Data listing:
## BEGIN
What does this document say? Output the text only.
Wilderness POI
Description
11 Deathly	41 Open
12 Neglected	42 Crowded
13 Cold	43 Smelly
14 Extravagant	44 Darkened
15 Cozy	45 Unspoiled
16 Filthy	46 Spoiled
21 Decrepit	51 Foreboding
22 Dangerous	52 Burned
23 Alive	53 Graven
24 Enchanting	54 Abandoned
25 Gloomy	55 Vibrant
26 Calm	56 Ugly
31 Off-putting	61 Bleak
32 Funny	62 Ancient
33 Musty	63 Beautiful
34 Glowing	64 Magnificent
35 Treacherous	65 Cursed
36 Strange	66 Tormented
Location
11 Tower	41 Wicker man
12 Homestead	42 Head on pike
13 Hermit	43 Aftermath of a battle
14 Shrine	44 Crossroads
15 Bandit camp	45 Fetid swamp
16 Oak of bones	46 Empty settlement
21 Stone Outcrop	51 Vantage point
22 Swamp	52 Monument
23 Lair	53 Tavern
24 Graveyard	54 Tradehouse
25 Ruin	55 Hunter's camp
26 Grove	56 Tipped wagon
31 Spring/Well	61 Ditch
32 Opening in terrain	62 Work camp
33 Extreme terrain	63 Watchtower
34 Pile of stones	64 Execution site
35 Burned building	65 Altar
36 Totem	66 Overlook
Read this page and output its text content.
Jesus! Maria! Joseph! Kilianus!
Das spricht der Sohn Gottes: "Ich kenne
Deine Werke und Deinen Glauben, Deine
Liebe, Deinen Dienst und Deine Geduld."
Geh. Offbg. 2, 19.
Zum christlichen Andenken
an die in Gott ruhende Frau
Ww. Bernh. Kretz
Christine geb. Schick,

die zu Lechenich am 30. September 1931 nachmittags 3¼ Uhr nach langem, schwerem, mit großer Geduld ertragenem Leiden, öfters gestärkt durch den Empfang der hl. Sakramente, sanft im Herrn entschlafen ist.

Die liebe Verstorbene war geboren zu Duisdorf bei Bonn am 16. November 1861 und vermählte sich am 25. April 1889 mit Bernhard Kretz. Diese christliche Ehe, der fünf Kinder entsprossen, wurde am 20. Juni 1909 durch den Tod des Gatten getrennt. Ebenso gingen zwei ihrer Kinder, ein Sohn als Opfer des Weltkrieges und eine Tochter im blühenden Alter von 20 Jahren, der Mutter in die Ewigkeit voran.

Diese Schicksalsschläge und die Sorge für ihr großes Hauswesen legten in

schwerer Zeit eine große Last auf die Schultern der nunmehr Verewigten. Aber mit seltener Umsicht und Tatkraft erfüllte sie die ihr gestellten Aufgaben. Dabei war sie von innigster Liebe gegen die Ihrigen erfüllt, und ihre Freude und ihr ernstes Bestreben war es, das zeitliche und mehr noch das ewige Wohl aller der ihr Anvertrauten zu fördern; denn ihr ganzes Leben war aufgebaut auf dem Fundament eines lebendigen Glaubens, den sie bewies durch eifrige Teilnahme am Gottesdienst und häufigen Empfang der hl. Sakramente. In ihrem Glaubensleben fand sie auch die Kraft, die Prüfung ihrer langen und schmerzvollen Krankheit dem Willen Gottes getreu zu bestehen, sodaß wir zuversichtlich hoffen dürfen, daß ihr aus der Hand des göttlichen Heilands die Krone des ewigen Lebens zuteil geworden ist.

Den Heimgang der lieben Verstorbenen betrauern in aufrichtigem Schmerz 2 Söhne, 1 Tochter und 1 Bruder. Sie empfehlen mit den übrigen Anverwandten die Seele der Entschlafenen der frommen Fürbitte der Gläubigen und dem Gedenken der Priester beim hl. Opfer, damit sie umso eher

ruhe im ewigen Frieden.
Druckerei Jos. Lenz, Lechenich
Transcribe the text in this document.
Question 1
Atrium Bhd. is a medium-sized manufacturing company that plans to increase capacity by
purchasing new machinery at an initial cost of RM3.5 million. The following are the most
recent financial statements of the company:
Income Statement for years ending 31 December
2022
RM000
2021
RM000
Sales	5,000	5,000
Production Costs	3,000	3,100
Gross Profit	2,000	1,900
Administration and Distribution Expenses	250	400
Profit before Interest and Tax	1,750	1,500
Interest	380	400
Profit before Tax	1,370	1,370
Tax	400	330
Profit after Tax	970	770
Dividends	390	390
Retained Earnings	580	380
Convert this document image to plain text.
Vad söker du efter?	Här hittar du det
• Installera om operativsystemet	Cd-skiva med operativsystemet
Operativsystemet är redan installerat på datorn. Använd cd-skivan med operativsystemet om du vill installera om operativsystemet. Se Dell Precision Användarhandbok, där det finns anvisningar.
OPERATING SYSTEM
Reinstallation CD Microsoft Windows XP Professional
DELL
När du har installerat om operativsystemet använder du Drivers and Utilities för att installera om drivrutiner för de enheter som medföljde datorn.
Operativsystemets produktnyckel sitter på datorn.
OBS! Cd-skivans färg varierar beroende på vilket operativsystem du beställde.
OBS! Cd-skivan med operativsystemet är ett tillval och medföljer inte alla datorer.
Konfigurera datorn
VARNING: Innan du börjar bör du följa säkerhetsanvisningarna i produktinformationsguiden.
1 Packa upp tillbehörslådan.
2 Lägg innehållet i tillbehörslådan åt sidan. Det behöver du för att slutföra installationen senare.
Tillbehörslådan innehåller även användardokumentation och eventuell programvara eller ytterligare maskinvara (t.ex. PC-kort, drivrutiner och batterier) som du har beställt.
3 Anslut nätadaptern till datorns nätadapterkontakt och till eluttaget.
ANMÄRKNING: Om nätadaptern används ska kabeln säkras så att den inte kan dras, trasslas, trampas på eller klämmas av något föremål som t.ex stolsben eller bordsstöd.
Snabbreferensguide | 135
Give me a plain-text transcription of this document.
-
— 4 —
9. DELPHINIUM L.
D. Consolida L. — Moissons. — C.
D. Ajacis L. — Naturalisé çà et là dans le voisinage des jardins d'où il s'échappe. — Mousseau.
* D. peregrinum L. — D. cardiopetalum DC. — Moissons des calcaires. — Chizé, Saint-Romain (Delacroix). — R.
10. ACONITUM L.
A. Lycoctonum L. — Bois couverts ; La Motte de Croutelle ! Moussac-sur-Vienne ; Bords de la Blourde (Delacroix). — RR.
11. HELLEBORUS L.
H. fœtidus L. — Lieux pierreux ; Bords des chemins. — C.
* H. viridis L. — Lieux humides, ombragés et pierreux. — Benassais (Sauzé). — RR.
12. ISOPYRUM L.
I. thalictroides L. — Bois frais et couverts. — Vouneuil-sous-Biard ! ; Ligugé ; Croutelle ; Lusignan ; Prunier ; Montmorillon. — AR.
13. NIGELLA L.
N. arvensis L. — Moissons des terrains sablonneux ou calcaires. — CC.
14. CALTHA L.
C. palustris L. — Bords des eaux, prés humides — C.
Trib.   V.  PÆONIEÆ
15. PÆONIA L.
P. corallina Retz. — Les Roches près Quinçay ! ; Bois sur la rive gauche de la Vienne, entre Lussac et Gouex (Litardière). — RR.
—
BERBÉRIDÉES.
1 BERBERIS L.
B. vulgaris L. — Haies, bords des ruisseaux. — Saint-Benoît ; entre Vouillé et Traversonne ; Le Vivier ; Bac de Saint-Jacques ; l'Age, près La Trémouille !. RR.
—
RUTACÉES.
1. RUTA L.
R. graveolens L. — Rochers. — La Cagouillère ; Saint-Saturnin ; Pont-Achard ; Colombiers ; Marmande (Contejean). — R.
## END
Exercise details:
Repeat the preceding lines exactly, please, every one of them.

Response:
What does this document say? Output the text only.
Wilderness POI
Description
11 Deathly	41 Open
12 Neglected	42 Crowded
13 Cold	43 Smelly
14 Extravagant	44 Darkened
15 Cozy	45 Unspoiled
16 Filthy	46 Spoiled
21 Decrepit	51 Foreboding
22 Dangerous	52 Burned
23 Alive	53 Graven
24 Enchanting	54 Abandoned
25 Gloomy	55 Vibrant
26 Calm	56 Ugly
31 Off-putting	61 Bleak
32 Funny	62 Ancient
33 Musty	63 Beautiful
34 Glowing	64 Magnificent
35 Treacherous	65 Cursed
36 Strange	66 Tormented
Location
11 Tower	41 Wicker man
12 Homestead	42 Head on pike
13 Hermit	43 Aftermath of a battle
14 Shrine	44 Crossroads
15 Bandit camp	45 Fetid swamp
16 Oak of bones	46 Empty settlement
21 Stone Outcrop	51 Vantage point
22 Swamp	52 Monument
23 Lair	53 Tavern
24 Graveyard	54 Tradehouse
25 Ruin	55 Hunter's camp
26 Grove	56 Tipped wagon
31 Spring/Well	61 Ditch
32 Opening in terrain	62 Work camp
33 Extreme terrain	63 Watchtower
34 Pile of stones	64 Execution site
35 Burned building	65 Altar
36 Totem	66 Overlook
Read this page and output its text content.
Jesus! Maria! Joseph! Kilianus!
Das spricht der Sohn Gottes: "Ich kenne
Deine Werke und Deinen Glauben, Deine
Liebe, Deinen Dienst und Deine Geduld."
Geh. Offbg. 2, 19.
Zum christlichen Andenken
an die in Gott ruhende Frau
Ww. Bernh. Kretz
Christine geb. Schick,

die zu Lechenich am 30. September 1931 nachmittags 3¼ Uhr nach langem, schwerem, mit großer Geduld ertragenem Leiden, öfters gestärkt durch den Empfang der hl. Sakramente, sanft im Herrn entschlafen ist.

Die liebe Verstorbene war geboren zu Duisdorf bei Bonn am 16. November 1861 und vermählte sich am 25. April 1889 mit Bernhard Kretz. Diese christliche Ehe, der fünf Kinder entsprossen, wurde am 20. Juni 1909 durch den Tod des Gatten getrennt. Ebenso gingen zwei ihrer Kinder, ein Sohn als Opfer des Weltkrieges und eine Tochter im blühenden Alter von 20 Jahren, der Mutter in die Ewigkeit voran.

Diese Schicksalsschläge und die Sorge für ihr großes Hauswesen legten in

schwerer Zeit eine große Last auf die Schultern der nunmehr Verewigten. Aber mit seltener Umsicht und Tatkraft erfüllte sie die ihr gestellten Aufgaben. Dabei war sie von innigster Liebe gegen die Ihrigen erfüllt, und ihre Freude und ihr ernstes Bestreben war es, das zeitliche und mehr noch das ewige Wohl aller der ihr Anvertrauten zu fördern; denn ihr ganzes Leben war aufgebaut auf dem Fundament eines lebendigen Glaubens, den sie bewies durch eifrige Teilnahme am Gottesdienst und häufigen Empfang der hl. Sakramente. In ihrem Glaubensleben fand sie auch die Kraft, die Prüfung ihrer langen und schmerzvollen Krankheit dem Willen Gottes getreu zu bestehen, sodaß wir zuversichtlich hoffen dürfen, daß ihr aus der Hand des göttlichen Heilands die Krone des ewigen Lebens zuteil geworden ist.

Den Heimgang der lieben Verstorbenen betrauern in aufrichtigem Schmerz 2 Söhne, 1 Tochter und 1 Bruder. Sie empfehlen mit den übrigen Anverwandten die Seele der Entschlafenen der frommen Fürbitte der Gläubigen und dem Gedenken der Priester beim hl. Opfer, damit sie umso eher

ruhe im ewigen Frieden.
Druckerei Jos. Lenz, Lechenich
Transcribe the text in this document.
Question 1
Atrium Bhd. is a medium-sized manufacturing company that plans to increase capacity by
purchasing new machinery at an initial cost of RM3.5 million. The following are the most
recent financial statements of the company:
Income Statement for years ending 31 December
2022
RM000
2021
RM000
Sales	5,000	5,000
Production Costs	3,000	3,100
Gross Profit	2,000	1,900
Administration and Distribution Expenses	250	400
Profit before Interest and Tax	1,750	1,500
Interest	380	400
Profit before Tax	1,370	1,370
Tax	400	330
Profit after Tax	970	770
Dividends	390	390
Retained Earnings	580	380
Convert this document image to plain text.
Vad söker du efter?	Här hittar du det
• Installera om operativsystemet	Cd-skiva med operativsystemet
Operativsystemet är redan installerat på datorn. Använd cd-skivan med operativsystemet om du vill installera om operativsystemet. Se Dell Precision Användarhandbok, där det finns anvisningar.
OPERATING SYSTEM
Reinstallation CD Microsoft Windows XP Professional
DELL
När du har installerat om operativsystemet använder du Drivers and Utilities för att installera om drivrutiner för de enheter som medföljde datorn.
Operativsystemets produktnyckel sitter på datorn.
OBS! Cd-skivans färg varierar beroende på vilket operativsystem du beställde.
OBS! Cd-skivan med operativsystemet är ett tillval och medföljer inte alla datorer.
Konfigurera datorn
VARNING: Innan du börjar bör du följa säkerhetsanvisningarna i produktinformationsguiden.
1 Packa upp tillbehörslådan.
2 Lägg innehållet i tillbehörslådan åt sidan. Det behöver du för att slutföra installationen senare.
Tillbehörslådan innehåller även användardokumentation och eventuell programvara eller ytterligare maskinvara (t.ex. PC-kort, drivrutiner och batterier) som du har beställt.
3 Anslut nätadaptern till datorns nätadapterkontakt och till eluttaget.
ANMÄRKNING: Om nätadaptern används ska kabeln säkras så att den inte kan dras, trasslas, trampas på eller klämmas av något föremål som t.ex stolsben eller bordsstöd.
Snabbreferensguide | 135
Give me a plain-text transcription of this document.
-
— 4 —
9. DELPHINIUM L.
D. Consolida L. — Moissons. — C.
D. Ajacis L. — Naturalisé çà et là dans le voisinage des jardins d'où il s'échappe. — Mousseau.
* D. peregrinum L. — D. cardiopetalum DC. — Moissons des calcaires. — Chizé, Saint-Romain (Delacroix). — R.
10. ACONITUM L.
A. Lycoctonum L. — Bois couverts ; La Motte de Croutelle ! Moussac-sur-Vienne ; Bords de la Blourde (Delacroix). — RR.
11. HELLEBORUS L.
H. fœtidus L. — Lieux pierreux ; Bords des chemins. — C.
* H. viridis L. — Lieux humides, ombragés et pierreux. — Benassais (Sauzé). — RR.
12. ISOPYRUM L.
I. thalictroides L. — Bois frais et couverts. — Vouneuil-sous-Biard ! ; Ligugé ; Croutelle ; Lusignan ; Prunier ; Montmorillon. — AR.
13. NIGELLA L.
N. arvensis L. — Moissons des terrains sablonneux ou calcaires. — CC.
14. CALTHA L.
C. palustris L. — Bords des eaux, prés humides — C.
Trib.   V.  PÆONIEÆ
15. PÆONIA L.
P. corallina Retz. — Les Roches près Quinçay ! ; Bois sur la rive gauche de la Vienne, entre Lussac et Gouex (Litardière). — RR.
—
BERBÉRIDÉES.
1 BERBERIS L.
B. vulgaris L. — Haies, bords des ruisseaux. — Saint-Benoît ; entre Vouillé et Traversonne ; Le Vivier ; Bac de Saint-Jacques ; l'Age, près La Trémouille !. RR.
—
RUTACÉES.
1. RUTA L.
R. graveolens L. — Rochers. — La Cagouillère ; Saint-Saturnin ; Pont-Achard ; Colombiers ; Marmande (Contejean). — R.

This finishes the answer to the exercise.